Gather up all lines that carry the word "like".

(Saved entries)
↓

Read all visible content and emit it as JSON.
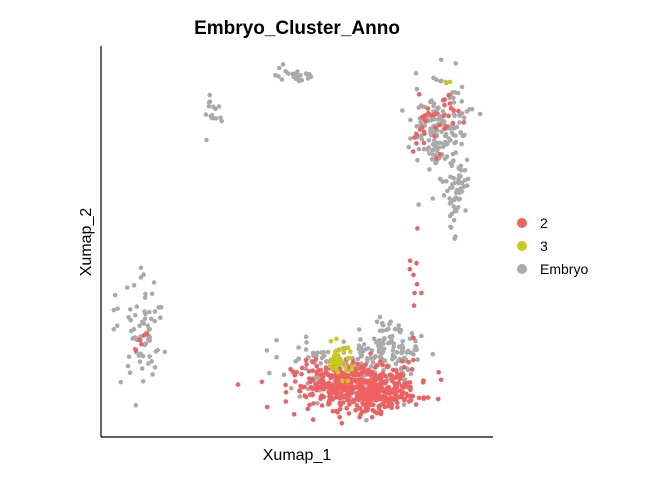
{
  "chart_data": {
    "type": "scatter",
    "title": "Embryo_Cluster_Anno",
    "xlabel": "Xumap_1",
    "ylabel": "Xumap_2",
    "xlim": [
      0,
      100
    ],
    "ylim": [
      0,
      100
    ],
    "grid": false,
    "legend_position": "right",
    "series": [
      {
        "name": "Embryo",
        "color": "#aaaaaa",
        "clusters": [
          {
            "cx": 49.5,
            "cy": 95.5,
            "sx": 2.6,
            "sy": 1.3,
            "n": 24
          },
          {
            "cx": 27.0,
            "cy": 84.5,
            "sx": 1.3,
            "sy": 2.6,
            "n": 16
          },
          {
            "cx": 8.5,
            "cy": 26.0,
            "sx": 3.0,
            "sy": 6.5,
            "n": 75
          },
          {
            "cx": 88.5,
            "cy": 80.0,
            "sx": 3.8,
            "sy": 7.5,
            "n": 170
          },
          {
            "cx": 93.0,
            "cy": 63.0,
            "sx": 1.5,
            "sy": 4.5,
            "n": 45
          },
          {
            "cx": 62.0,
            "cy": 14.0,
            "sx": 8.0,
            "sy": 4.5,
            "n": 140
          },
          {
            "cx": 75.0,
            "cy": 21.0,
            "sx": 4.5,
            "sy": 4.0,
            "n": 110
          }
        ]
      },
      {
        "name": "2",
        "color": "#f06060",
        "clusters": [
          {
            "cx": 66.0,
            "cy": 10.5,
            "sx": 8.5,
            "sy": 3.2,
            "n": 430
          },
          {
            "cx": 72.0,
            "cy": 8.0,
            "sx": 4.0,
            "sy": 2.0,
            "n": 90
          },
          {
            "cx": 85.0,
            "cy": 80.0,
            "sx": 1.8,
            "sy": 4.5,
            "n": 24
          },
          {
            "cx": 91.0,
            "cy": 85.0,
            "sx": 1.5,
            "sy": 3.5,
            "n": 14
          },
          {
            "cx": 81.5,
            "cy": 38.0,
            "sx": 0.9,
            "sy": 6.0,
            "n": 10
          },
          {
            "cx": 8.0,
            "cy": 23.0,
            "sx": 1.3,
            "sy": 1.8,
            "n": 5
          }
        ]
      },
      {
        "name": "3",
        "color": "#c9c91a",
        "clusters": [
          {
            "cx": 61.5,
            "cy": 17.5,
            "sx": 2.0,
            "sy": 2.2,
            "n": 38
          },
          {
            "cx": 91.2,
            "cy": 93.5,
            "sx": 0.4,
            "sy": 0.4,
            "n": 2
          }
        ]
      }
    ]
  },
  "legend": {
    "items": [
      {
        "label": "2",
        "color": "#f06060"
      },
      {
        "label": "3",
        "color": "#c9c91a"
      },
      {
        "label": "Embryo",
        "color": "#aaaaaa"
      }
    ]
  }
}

↑
↓

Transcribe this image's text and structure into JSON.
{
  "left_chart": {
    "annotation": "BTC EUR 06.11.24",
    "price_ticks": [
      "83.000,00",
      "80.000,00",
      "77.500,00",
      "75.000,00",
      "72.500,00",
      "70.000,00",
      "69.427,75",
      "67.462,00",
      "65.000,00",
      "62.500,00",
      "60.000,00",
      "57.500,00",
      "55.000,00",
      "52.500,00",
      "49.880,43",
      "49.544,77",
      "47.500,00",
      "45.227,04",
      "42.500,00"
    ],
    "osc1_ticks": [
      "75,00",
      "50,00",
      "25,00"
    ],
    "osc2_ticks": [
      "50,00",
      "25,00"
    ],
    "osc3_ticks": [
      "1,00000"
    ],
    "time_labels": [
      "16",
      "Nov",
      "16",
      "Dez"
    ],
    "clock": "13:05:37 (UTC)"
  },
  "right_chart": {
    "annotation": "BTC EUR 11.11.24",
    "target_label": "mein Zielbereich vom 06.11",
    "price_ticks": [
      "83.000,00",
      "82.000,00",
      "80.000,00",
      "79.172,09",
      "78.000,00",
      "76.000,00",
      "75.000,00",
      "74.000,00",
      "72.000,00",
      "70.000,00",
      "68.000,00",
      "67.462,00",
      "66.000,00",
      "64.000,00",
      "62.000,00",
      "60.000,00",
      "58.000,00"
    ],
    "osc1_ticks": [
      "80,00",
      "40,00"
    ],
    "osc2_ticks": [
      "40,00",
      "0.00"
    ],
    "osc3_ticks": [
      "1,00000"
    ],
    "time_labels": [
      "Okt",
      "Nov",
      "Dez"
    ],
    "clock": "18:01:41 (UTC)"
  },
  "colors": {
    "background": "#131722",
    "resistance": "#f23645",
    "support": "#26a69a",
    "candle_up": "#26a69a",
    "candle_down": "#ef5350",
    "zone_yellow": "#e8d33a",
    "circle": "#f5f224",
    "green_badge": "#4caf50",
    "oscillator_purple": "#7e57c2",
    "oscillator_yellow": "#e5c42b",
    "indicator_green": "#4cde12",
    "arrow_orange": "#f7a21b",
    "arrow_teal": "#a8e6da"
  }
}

↑
↓

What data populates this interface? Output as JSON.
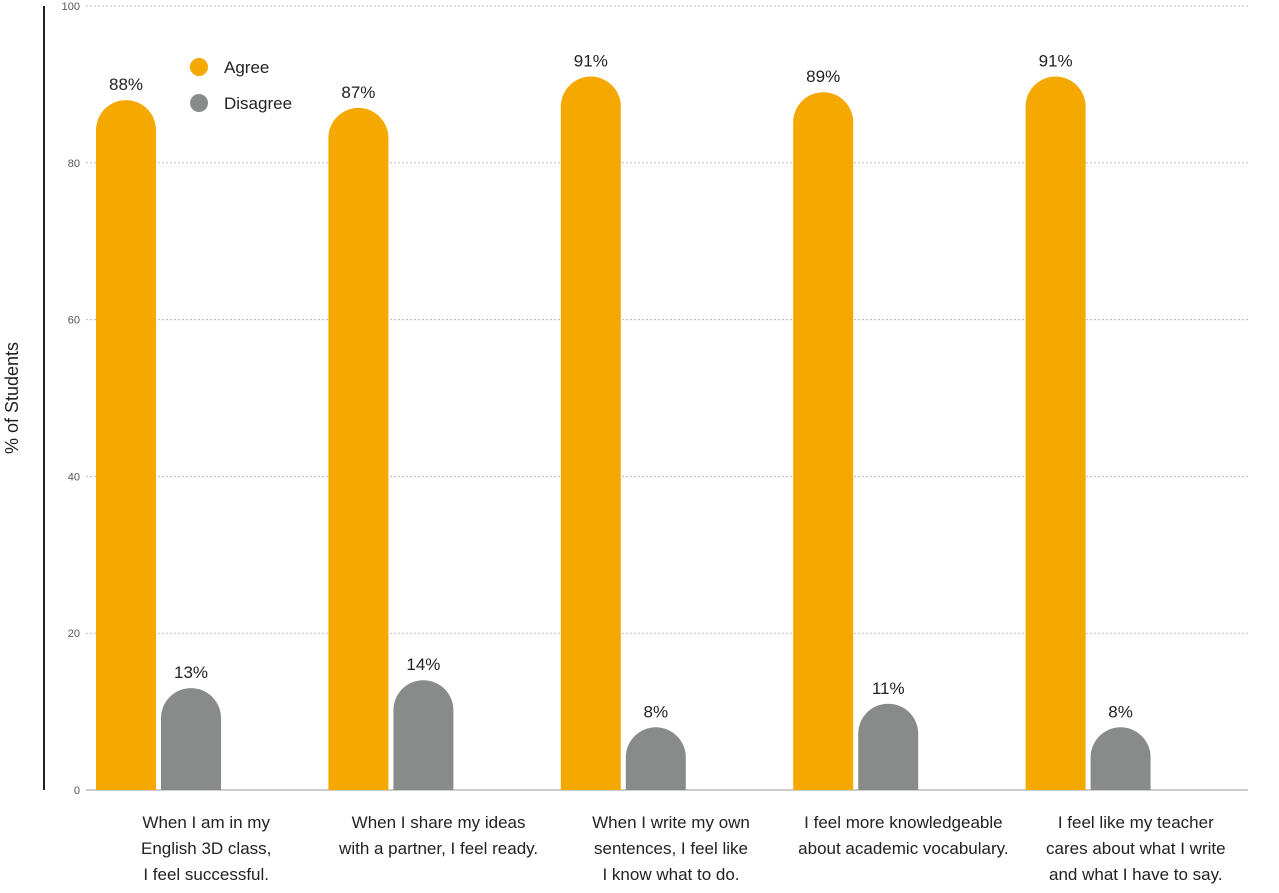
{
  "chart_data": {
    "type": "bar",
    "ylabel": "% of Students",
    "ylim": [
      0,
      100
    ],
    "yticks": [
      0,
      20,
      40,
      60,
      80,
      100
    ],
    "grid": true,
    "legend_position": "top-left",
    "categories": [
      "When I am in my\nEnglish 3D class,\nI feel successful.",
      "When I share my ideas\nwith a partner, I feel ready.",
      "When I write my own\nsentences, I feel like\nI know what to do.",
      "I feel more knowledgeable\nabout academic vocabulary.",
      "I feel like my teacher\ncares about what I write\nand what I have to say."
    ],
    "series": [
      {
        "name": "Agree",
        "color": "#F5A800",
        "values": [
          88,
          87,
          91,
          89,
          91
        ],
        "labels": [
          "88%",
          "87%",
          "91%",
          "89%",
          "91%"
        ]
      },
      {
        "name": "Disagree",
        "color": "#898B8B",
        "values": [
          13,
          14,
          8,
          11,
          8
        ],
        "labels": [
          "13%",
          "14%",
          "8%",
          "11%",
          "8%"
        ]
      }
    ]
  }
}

↑

In response |
      "When I write my own\nsentences, I feel like\nI know what to do.",
      "I feel like my teacher\ncares about what I write\nand what I have to say."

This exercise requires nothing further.